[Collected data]
• • • •

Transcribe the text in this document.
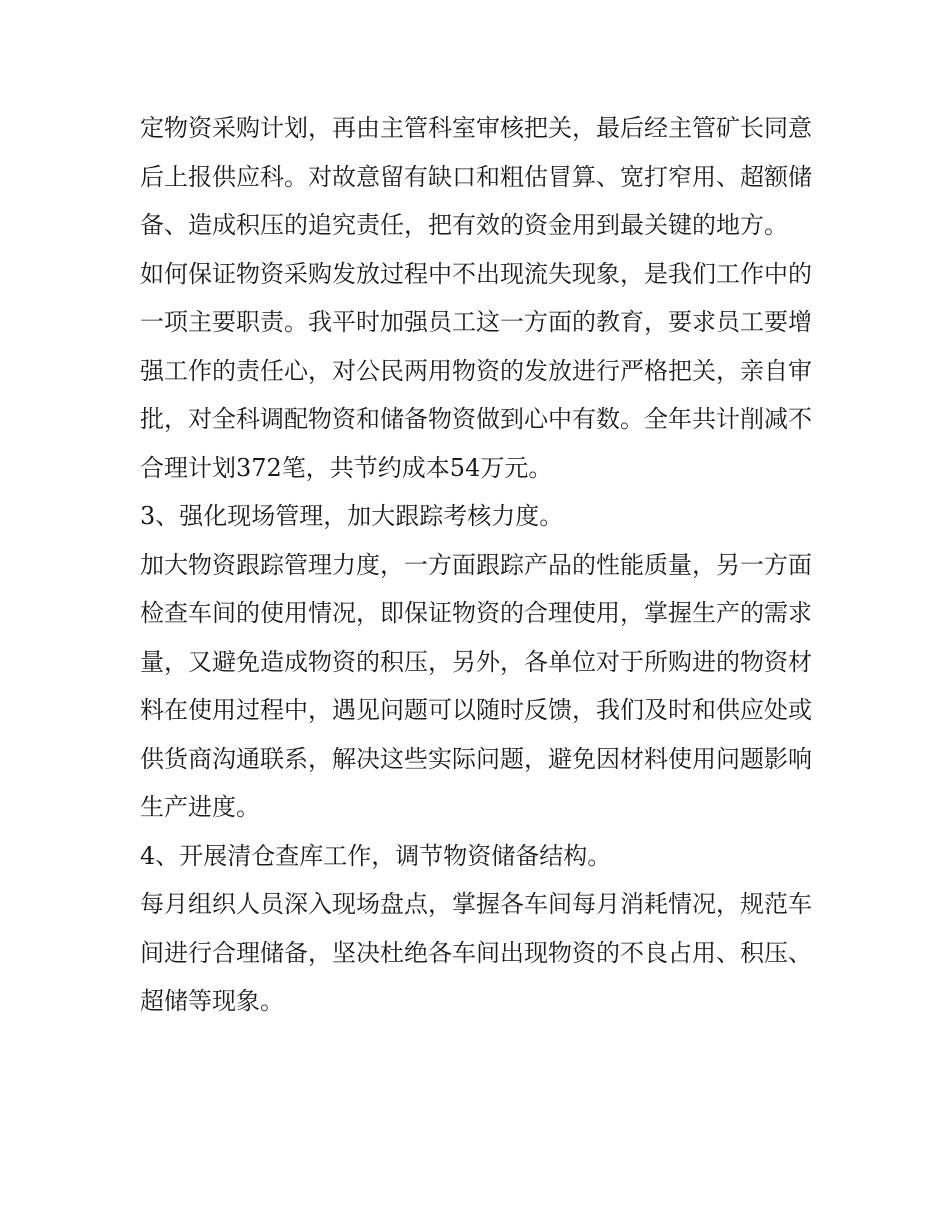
定物资采购计划，再由主管科室审核把关，最后经主管矿长同意后上报供应科。对故意留有缺口和粗估冒算、宽打窄用、超额储备、造成积压的追究责任，把有效的资金用到最关键的地方。

如何保证物资采购发放过程中不出现流失现象，是我们工作中的一项主要职责。我平时加强员工这一方面的教育，要求员工要增强工作的责任心，对公民两用物资的发放进行严格把关，亲自审批，对全科调配物资和储备物资做到心中有数。全年共计削减不合理计划372笔，共节约成本54万元。

3、强化现场管理，加大跟踪考核力度。

加大物资跟踪管理力度，一方面跟踪产品的性能质量，另一方面检查车间的使用情况，即保证物资的合理使用，掌握生产的需求量，又避免造成物资的积压，另外，各单位对于所购进的物资材料在使用过程中，遇见问题可以随时反馈，我们及时和供应处或供货商沟通联系，解决这些实际问题，避免因材料使用问题影响生产进度。

4、开展清仓查库工作，调节物资储备结构。

每月组织人员深入现场盘点，掌握各车间每月消耗情况，规范车间进行合理储备，坚决杜绝各车间出现物资的不良占用、积压、超储等现象。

• • • •

- [Requirements]
Without including the pictures, return each record above exactly as it stands.

- [Correct answer]
Transcribe the text in this document.
定物资采购计划，再由主管科室审核把关，最后经主管矿长同意后上报供应科。对故意留有缺口和粗估冒算、宽打窄用、超额储备、造成积压的追究责任，把有效的资金用到最关键的地方。

如何保证物资采购发放过程中不出现流失现象，是我们工作中的一项主要职责。我平时加强员工这一方面的教育，要求员工要增强工作的责任心，对公民两用物资的发放进行严格把关，亲自审批，对全科调配物资和储备物资做到心中有数。全年共计削减不合理计划372笔，共节约成本54万元。

3、强化现场管理，加大跟踪考核力度。

加大物资跟踪管理力度，一方面跟踪产品的性能质量，另一方面检查车间的使用情况，即保证物资的合理使用，掌握生产的需求量，又避免造成物资的积压，另外，各单位对于所购进的物资材料在使用过程中，遇见问题可以随时反馈，我们及时和供应处或供货商沟通联系，解决这些实际问题，避免因材料使用问题影响生产进度。

4、开展清仓查库工作，调节物资储备结构。

每月组织人员深入现场盘点，掌握各车间每月消耗情况，规范车间进行合理储备，坚决杜绝各车间出现物资的不良占用、积压、超储等现象。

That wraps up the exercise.